**SELECTED PASSAGE**
= Beginning of Section =
Facebook’s free iPad application arrived Oct. 10 after more than a year in the making and some controversy over its delay.
Users who install the application, available here from Apple’s App Store, can use their fingers to scroll through their News Feed, or simply swipe to zoom through photo albums and pinch a single picture to zoom in for a closer look.
Messages and notifications appear at the top of the screen, while applications, games and lists live in the left-hand rail, as they do on the desktop version of Facebook.
Users may conduct Facebook Chats from the iPad, and watch high-resolution videos inline, record video and stream video to devices that support Apple’s Airplay streaming media software.
The bigger story isn’t the app but why it took so long to see daylight. The iPad appeared in April 2010. Even Research In Motion (NASDAQ:RIMM) launched its Facebook application for its BlackBerry PlayBook tablet this past spring, yet this is the first native Facebook app for the iPad created by the social network’s engineers.
Facebook CTO Bret Taylor told the Wall Street Journal that Facebook launched the app now because it was done.
Taylor’s claim would surely be disputed by former Facebook for iPad engineer Jeff Verkoeyen, the application’s former lead developer. Verkoeyen said he left Facebook for Google after the company failed to launch the iPad app he said has been done since May.
His report spurred speculation that Apple and its exacting application submission policies were to blame, or that Apple’s jousts with Facebook over licensing terms and other issues continued to smolder.
Ideally, Facebook for iPad means the 30 million or so iPad owners, many of whom are likely to count toward a fraction of Facebook’s 800 million worldwide users, will be able to enjoy a better user experience from the native app.
But it isn’t turning out that way for many people, who complained about bugs in the software. Early users claim it takes forever to load and crashes often, among other issues. Facebook said the bugs were to be expected and it’s working on them.
In other Facebook news, the company made its Facebook Platform mobile, which means users will be able to access and manage their Facebook apps and games from Apple mobile devices.
Bookmarks, Requests and News Feed, which were previously available only to Websites and apps on Facebook.com via a desktop Web browser, will now be available on the iPad, iPhone and iPod Touch, as well as Facebook’s mobile Website.
Moreover, Facebook has helped Flixster, Gilt Groupe, Electronic Arts, Moblyng, Storm8, Wooga and Zynga create HTML5 versions of some of their apps and game titles that will work in mobile Web browsers.
While Facebook Credits, the company’s virtual currency platform, is also now available for mobile Web apps, they may not be used to buy virtual goods from native Apple iOS apps or mobile Web apps that are running within a Facebook iOS app.
Apple is forcing users to purchase separate virtual currency through its own in-app payment system.
= End of Section =
**MATERIAL SHOWN**
= Beginning of Section =
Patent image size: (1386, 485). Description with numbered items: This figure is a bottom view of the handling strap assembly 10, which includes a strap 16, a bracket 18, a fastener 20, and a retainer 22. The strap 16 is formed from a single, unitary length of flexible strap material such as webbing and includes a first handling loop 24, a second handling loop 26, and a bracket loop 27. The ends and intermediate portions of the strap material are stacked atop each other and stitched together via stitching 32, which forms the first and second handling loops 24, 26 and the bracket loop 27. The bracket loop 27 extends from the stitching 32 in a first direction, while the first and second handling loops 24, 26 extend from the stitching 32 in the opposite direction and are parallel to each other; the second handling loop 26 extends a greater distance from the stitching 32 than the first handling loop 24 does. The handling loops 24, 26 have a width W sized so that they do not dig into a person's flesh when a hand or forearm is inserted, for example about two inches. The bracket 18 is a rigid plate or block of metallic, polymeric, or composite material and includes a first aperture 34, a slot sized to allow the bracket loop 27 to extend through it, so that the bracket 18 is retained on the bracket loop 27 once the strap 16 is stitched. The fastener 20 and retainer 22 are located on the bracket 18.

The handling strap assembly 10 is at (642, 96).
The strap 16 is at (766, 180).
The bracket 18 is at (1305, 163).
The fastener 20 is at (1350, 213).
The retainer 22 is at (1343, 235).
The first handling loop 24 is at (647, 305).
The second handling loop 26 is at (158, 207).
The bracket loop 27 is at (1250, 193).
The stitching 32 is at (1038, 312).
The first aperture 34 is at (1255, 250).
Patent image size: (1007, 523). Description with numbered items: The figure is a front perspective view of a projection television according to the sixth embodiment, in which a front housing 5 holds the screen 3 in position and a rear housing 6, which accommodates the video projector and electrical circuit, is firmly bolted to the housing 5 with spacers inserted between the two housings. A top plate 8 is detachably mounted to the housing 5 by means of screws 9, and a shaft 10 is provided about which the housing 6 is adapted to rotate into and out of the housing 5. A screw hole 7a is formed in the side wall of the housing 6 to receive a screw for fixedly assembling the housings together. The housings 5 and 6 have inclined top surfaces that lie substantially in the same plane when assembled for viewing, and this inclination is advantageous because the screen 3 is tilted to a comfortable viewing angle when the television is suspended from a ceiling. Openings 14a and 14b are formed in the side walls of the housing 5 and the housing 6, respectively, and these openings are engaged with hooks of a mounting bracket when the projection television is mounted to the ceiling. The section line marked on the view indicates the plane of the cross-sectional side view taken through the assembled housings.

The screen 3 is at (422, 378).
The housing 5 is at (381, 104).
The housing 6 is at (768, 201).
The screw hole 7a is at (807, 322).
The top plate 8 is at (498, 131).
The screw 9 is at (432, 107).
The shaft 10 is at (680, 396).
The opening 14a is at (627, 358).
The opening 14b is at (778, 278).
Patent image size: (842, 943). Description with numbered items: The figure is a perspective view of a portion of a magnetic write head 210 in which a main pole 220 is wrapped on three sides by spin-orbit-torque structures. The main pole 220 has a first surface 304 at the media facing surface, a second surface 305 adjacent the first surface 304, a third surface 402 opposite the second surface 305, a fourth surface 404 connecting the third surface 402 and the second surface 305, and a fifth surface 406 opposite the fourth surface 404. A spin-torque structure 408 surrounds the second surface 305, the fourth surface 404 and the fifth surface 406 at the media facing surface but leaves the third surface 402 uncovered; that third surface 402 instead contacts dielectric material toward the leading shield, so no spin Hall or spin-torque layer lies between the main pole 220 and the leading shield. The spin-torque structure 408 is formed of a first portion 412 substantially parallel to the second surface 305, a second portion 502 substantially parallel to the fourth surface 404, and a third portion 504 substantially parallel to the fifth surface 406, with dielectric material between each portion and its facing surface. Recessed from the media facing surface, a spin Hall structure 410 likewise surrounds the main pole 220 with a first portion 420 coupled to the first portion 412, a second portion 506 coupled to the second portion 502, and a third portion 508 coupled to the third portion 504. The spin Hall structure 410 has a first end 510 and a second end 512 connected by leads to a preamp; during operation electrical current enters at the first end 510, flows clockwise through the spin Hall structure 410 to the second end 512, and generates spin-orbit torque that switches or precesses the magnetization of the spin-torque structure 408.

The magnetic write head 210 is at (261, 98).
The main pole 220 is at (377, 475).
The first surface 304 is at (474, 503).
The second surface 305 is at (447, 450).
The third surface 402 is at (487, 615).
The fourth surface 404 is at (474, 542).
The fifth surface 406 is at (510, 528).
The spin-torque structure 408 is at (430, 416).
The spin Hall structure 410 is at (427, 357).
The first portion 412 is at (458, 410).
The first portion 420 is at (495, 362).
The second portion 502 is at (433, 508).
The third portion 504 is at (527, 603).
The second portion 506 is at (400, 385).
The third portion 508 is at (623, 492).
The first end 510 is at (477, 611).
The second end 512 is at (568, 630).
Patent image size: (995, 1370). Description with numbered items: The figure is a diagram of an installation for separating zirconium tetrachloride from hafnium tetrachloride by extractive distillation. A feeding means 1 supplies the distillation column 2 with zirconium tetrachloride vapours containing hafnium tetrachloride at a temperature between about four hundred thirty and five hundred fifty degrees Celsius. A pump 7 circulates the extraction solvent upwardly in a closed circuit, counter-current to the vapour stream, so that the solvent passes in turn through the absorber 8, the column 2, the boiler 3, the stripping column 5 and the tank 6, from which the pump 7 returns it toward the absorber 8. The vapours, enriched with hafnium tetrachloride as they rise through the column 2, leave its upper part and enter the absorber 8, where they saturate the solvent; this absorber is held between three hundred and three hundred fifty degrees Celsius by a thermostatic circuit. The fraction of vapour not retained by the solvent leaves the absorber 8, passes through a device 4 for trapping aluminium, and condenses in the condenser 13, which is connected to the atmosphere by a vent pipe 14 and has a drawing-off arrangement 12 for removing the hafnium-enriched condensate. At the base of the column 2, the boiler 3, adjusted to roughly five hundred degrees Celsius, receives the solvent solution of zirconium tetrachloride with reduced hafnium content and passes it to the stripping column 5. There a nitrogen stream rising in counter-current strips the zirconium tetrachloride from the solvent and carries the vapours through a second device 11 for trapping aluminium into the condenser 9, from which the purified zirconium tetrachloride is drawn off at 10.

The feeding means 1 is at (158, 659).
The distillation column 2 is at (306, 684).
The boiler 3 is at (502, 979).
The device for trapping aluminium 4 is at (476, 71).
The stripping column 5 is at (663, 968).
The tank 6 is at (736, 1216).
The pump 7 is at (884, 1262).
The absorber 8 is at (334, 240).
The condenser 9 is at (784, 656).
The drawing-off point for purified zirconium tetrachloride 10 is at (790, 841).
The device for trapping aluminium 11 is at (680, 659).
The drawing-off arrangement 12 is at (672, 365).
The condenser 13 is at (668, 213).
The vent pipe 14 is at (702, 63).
= End of Section =
**THE TASK**
Retype the passage of the Facebook iPad app article that begins at the words "Facebook CTO Bret" and ends after the words "done since May.", keeping every word and punctuation mark the same.

**EXPECTED ANSWER**
Facebook CTO Bret Taylor told the Wall Street Journal that Facebook launched the app now because it was done.
Taylor’s claim would surely be disputed by former Facebook for iPad engineer Jeff Verkoeyen, the application’s former lead developer. Verkoeyen said he left Facebook for Google after the company failed to launch the iPad app he said has been done since May.